- [Task prompt]: Check every line below for the word "cases" and show those that hold it.

- [Exercise data]:
++++++++
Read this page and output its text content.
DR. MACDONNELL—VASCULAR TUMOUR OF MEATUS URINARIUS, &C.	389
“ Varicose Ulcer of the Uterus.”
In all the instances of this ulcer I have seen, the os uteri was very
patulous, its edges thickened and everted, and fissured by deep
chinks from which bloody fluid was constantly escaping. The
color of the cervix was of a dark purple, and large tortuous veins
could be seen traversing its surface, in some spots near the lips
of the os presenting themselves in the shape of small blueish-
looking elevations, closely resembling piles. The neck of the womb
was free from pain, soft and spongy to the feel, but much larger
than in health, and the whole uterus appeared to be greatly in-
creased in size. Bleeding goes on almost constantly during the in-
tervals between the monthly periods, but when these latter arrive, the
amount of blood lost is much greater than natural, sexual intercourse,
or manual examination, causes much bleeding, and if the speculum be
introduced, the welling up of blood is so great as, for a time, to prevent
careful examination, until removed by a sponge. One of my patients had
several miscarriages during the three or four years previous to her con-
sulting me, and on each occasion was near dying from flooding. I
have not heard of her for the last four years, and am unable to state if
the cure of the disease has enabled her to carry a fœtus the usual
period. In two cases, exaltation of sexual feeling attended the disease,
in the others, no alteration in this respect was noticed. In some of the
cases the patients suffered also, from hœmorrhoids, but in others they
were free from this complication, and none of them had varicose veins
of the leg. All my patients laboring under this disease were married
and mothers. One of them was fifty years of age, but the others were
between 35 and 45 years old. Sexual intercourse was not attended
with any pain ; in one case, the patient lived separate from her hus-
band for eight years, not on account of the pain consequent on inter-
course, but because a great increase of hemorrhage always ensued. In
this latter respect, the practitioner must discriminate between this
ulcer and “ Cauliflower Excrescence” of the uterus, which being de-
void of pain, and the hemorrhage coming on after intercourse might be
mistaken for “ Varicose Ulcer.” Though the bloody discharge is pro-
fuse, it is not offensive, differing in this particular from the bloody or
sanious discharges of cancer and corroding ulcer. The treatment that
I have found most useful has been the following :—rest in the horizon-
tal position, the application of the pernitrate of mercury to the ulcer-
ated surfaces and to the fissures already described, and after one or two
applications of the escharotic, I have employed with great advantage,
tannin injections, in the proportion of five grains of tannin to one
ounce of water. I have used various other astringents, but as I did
++++++++
- [Reply]:
period. In two cases, exaltation of sexual feeling attended the disease,
cases the patients suffered also, from hœmorrhoids, but in others they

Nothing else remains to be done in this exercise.